▶ _What you have to do_:
Go through the records and extract every line with the word "Current".

▶ _Provided entries_:
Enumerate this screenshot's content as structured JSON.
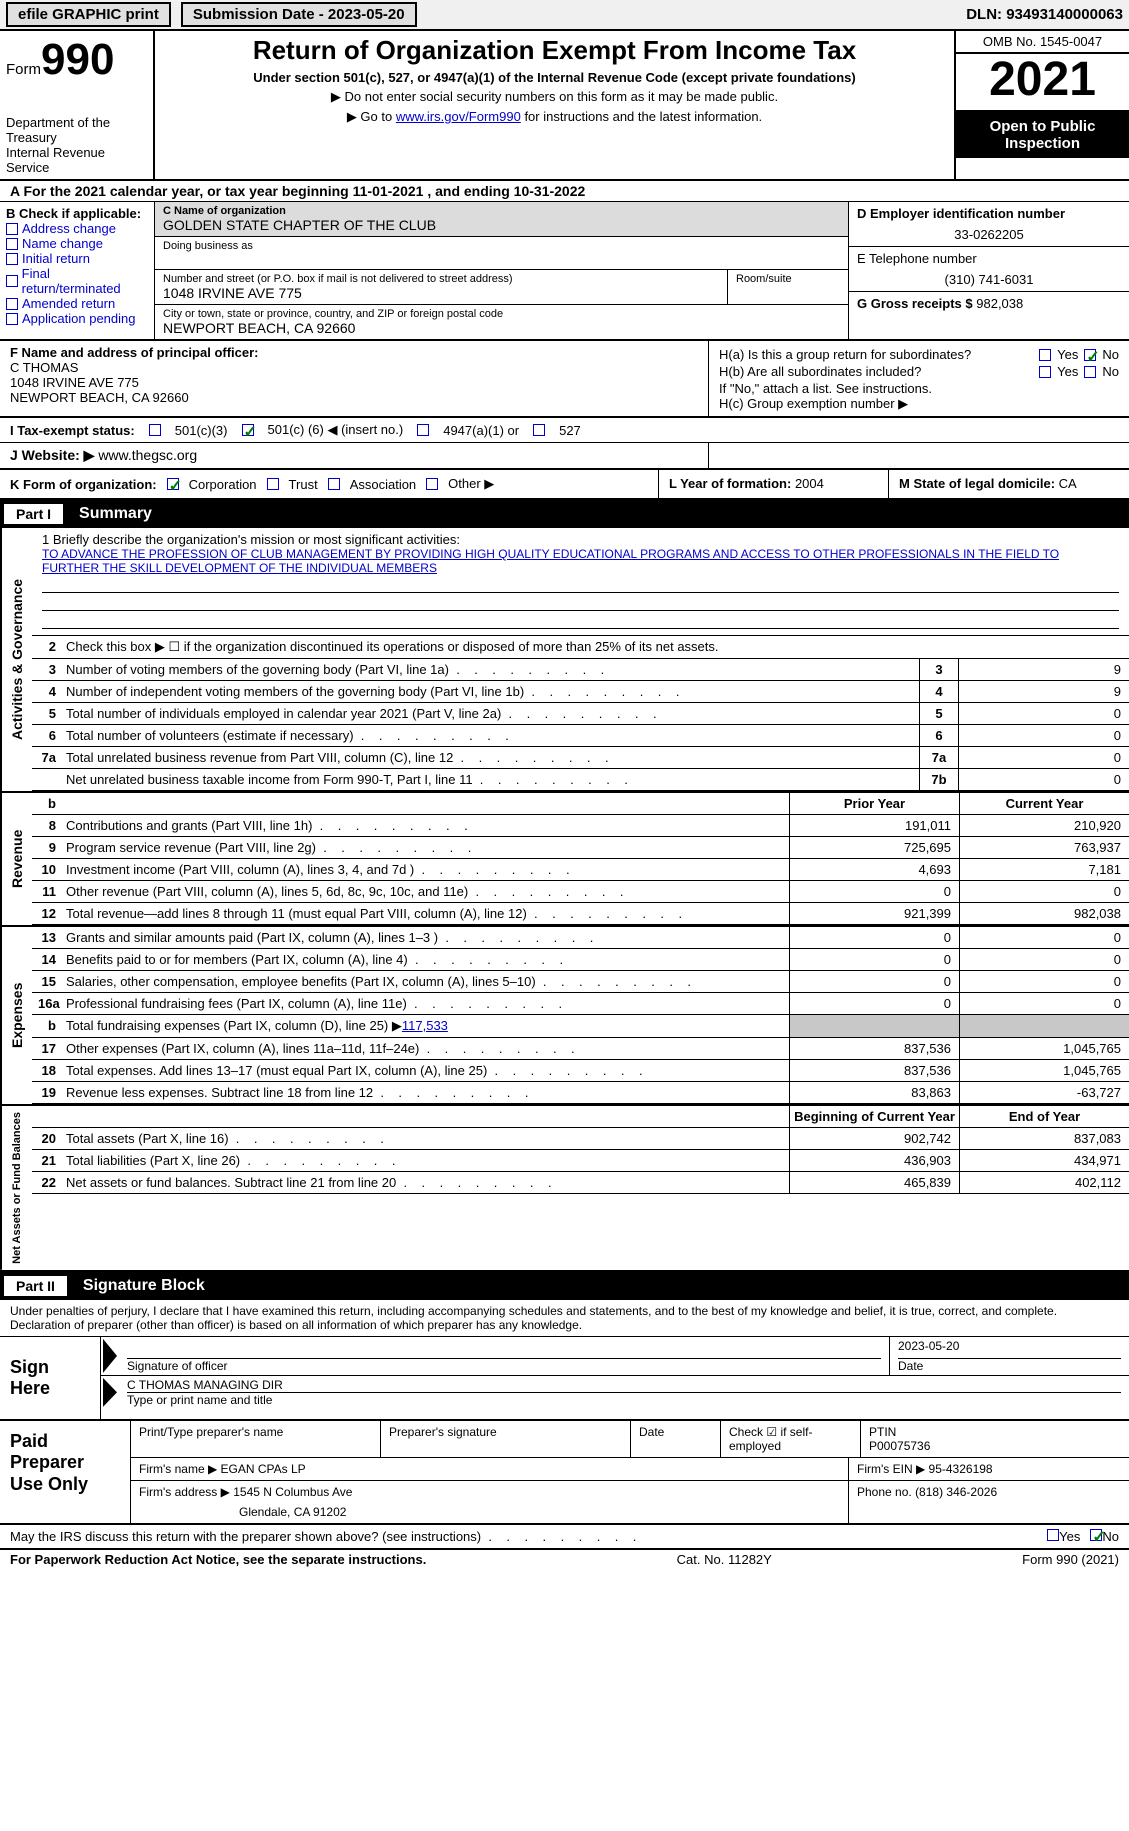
{
  "top": {
    "efile": "efile GRAPHIC print",
    "submission": "Submission Date - 2023-05-20",
    "dln": "DLN: 93493140000063"
  },
  "header": {
    "form_label": "Form",
    "form_num": "990",
    "dept": "Department of the Treasury",
    "irs": "Internal Revenue Service",
    "title": "Return of Organization Exempt From Income Tax",
    "subtitle": "Under section 501(c), 527, or 4947(a)(1) of the Internal Revenue Code (except private foundations)",
    "instr1": "▶ Do not enter social security numbers on this form as it may be made public.",
    "instr2_pre": "▶ Go to ",
    "instr2_link": "www.irs.gov/Form990",
    "instr2_post": " for instructions and the latest information.",
    "omb": "OMB No. 1545-0047",
    "year": "2021",
    "open": "Open to Public Inspection"
  },
  "line_a": "A For the 2021 calendar year, or tax year beginning 11-01-2021    , and ending 10-31-2022",
  "sec_b": {
    "title": "B Check if applicable:",
    "addr": "Address change",
    "name": "Name change",
    "initial": "Initial return",
    "final": "Final return/terminated",
    "amended": "Amended return",
    "app": "Application pending"
  },
  "sec_c": {
    "name_lbl": "C Name of organization",
    "name": "GOLDEN STATE CHAPTER OF THE CLUB",
    "dba_lbl": "Doing business as",
    "addr_lbl": "Number and street (or P.O. box if mail is not delivered to street address)",
    "addr": "1048 IRVINE AVE 775",
    "room_lbl": "Room/suite",
    "city_lbl": "City or town, state or province, country, and ZIP or foreign postal code",
    "city": "NEWPORT BEACH, CA   92660"
  },
  "sec_d": {
    "ein_lbl": "D Employer identification number",
    "ein": "33-0262205",
    "tel_lbl": "E Telephone number",
    "tel": "(310) 741-6031",
    "gross_lbl": "G Gross receipts $",
    "gross": "982,038"
  },
  "sec_f": {
    "lbl": "F Name and address of principal officer:",
    "name": "C THOMAS",
    "addr1": "1048 IRVINE AVE 775",
    "addr2": "NEWPORT BEACH, CA   92660"
  },
  "sec_h": {
    "ha": "H(a)  Is this a group return for subordinates?",
    "hb": "H(b)  Are all subordinates included?",
    "hb_note": "If \"No,\" attach a list. See instructions.",
    "hc": "H(c)  Group exemption number ▶",
    "yes": "Yes",
    "no": "No"
  },
  "tax_status": {
    "lbl": "I   Tax-exempt status:",
    "c3": "501(c)(3)",
    "c": "501(c) (",
    "cn": "6",
    "cpost": ") ◀ (insert no.)",
    "a1": "4947(a)(1) or",
    "s527": "527"
  },
  "website": {
    "lbl": "J   Website: ▶",
    "val": "www.thegsc.org"
  },
  "sec_k": {
    "lbl": "K Form of organization:",
    "corp": "Corporation",
    "trust": "Trust",
    "assoc": "Association",
    "other": "Other ▶"
  },
  "sec_l": {
    "lbl": "L Year of formation:",
    "val": "2004"
  },
  "sec_m": {
    "lbl": "M State of legal domicile:",
    "val": "CA"
  },
  "part1": {
    "num": "Part I",
    "title": "Summary"
  },
  "side": {
    "ag": "Activities & Governance",
    "rev": "Revenue",
    "exp": "Expenses",
    "na": "Net Assets or Fund Balances"
  },
  "mission": {
    "lbl": "1   Briefly describe the organization's mission or most significant activities:",
    "text": "TO ADVANCE THE PROFESSION OF CLUB MANAGEMENT BY PROVIDING HIGH QUALITY EDUCATIONAL PROGRAMS AND ACCESS TO OTHER PROFESSIONALS IN THE FIELD TO FURTHER THE SKILL DEVELOPMENT OF THE INDIVIDUAL MEMBERS"
  },
  "l2": "Check this box ▶ ☐ if the organization discontinued its operations or disposed of more than 25% of its net assets.",
  "rows_ag": [
    {
      "n": "3",
      "t": "Number of voting members of the governing body (Part VI, line 1a)",
      "box": "3",
      "v": "9"
    },
    {
      "n": "4",
      "t": "Number of independent voting members of the governing body (Part VI, line 1b)",
      "box": "4",
      "v": "9"
    },
    {
      "n": "5",
      "t": "Total number of individuals employed in calendar year 2021 (Part V, line 2a)",
      "box": "5",
      "v": "0"
    },
    {
      "n": "6",
      "t": "Total number of volunteers (estimate if necessary)",
      "box": "6",
      "v": "0"
    },
    {
      "n": "7a",
      "t": "Total unrelated business revenue from Part VIII, column (C), line 12",
      "box": "7a",
      "v": "0"
    },
    {
      "n": "",
      "t": "Net unrelated business taxable income from Form 990-T, Part I, line 11",
      "box": "7b",
      "v": "0"
    }
  ],
  "col_hdr": {
    "prior": "Prior Year",
    "current": "Current Year",
    "beg": "Beginning of Current Year",
    "end": "End of Year"
  },
  "rows_rev": [
    {
      "n": "8",
      "t": "Contributions and grants (Part VIII, line 1h)",
      "p": "191,011",
      "c": "210,920"
    },
    {
      "n": "9",
      "t": "Program service revenue (Part VIII, line 2g)",
      "p": "725,695",
      "c": "763,937"
    },
    {
      "n": "10",
      "t": "Investment income (Part VIII, column (A), lines 3, 4, and 7d )",
      "p": "4,693",
      "c": "7,181"
    },
    {
      "n": "11",
      "t": "Other revenue (Part VIII, column (A), lines 5, 6d, 8c, 9c, 10c, and 11e)",
      "p": "0",
      "c": "0"
    },
    {
      "n": "12",
      "t": "Total revenue—add lines 8 through 11 (must equal Part VIII, column (A), line 12)",
      "p": "921,399",
      "c": "982,038"
    }
  ],
  "rows_exp": [
    {
      "n": "13",
      "t": "Grants and similar amounts paid (Part IX, column (A), lines 1–3 )",
      "p": "0",
      "c": "0"
    },
    {
      "n": "14",
      "t": "Benefits paid to or for members (Part IX, column (A), line 4)",
      "p": "0",
      "c": "0"
    },
    {
      "n": "15",
      "t": "Salaries, other compensation, employee benefits (Part IX, column (A), lines 5–10)",
      "p": "0",
      "c": "0"
    },
    {
      "n": "16a",
      "t": "Professional fundraising fees (Part IX, column (A), line 11e)",
      "p": "0",
      "c": "0"
    }
  ],
  "l16b": {
    "n": "b",
    "t": "Total fundraising expenses (Part IX, column (D), line 25) ▶",
    "v": "117,533"
  },
  "rows_exp2": [
    {
      "n": "17",
      "t": "Other expenses (Part IX, column (A), lines 11a–11d, 11f–24e)",
      "p": "837,536",
      "c": "1,045,765"
    },
    {
      "n": "18",
      "t": "Total expenses. Add lines 13–17 (must equal Part IX, column (A), line 25)",
      "p": "837,536",
      "c": "1,045,765"
    },
    {
      "n": "19",
      "t": "Revenue less expenses. Subtract line 18 from line 12",
      "p": "83,863",
      "c": "-63,727"
    }
  ],
  "rows_na": [
    {
      "n": "20",
      "t": "Total assets (Part X, line 16)",
      "p": "902,742",
      "c": "837,083"
    },
    {
      "n": "21",
      "t": "Total liabilities (Part X, line 26)",
      "p": "436,903",
      "c": "434,971"
    },
    {
      "n": "22",
      "t": "Net assets or fund balances. Subtract line 21 from line 20",
      "p": "465,839",
      "c": "402,112"
    }
  ],
  "part2": {
    "num": "Part II",
    "title": "Signature Block"
  },
  "sig_intro": "Under penalties of perjury, I declare that I have examined this return, including accompanying schedules and statements, and to the best of my knowledge and belief, it is true, correct, and complete. Declaration of preparer (other than officer) is based on all information of which preparer has any knowledge.",
  "sign": {
    "here": "Sign Here",
    "sig_lbl": "Signature of officer",
    "date_lbl": "Date",
    "date": "2023-05-20",
    "name": "C THOMAS MANAGING DIR",
    "name_lbl": "Type or print name and title"
  },
  "prep": {
    "label": "Paid Preparer Use Only",
    "pt_name_lbl": "Print/Type preparer's name",
    "sig_lbl": "Preparer's signature",
    "date_lbl": "Date",
    "check_lbl": "Check ☑ if self-employed",
    "ptin_lbl": "PTIN",
    "ptin": "P00075736",
    "firm_name_lbl": "Firm's name    ▶",
    "firm_name": "EGAN CPAs LP",
    "firm_ein_lbl": "Firm's EIN ▶",
    "firm_ein": "95-4326198",
    "firm_addr_lbl": "Firm's address ▶",
    "firm_addr1": "1545 N Columbus Ave",
    "firm_addr2": "Glendale, CA   91202",
    "phone_lbl": "Phone no.",
    "phone": "(818) 346-2026"
  },
  "discuss": {
    "q": "May the IRS discuss this return with the preparer shown above? (see instructions)",
    "yes": "Yes",
    "no": "No"
  },
  "footer": {
    "left": "For Paperwork Reduction Act Notice, see the separate instructions.",
    "mid": "Cat. No. 11282Y",
    "right": "Form 990 (2021)"
  }
}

▶ _Solution to this problem_:
    "current": "Current Year",
    "beg": "Beginning of Current Year",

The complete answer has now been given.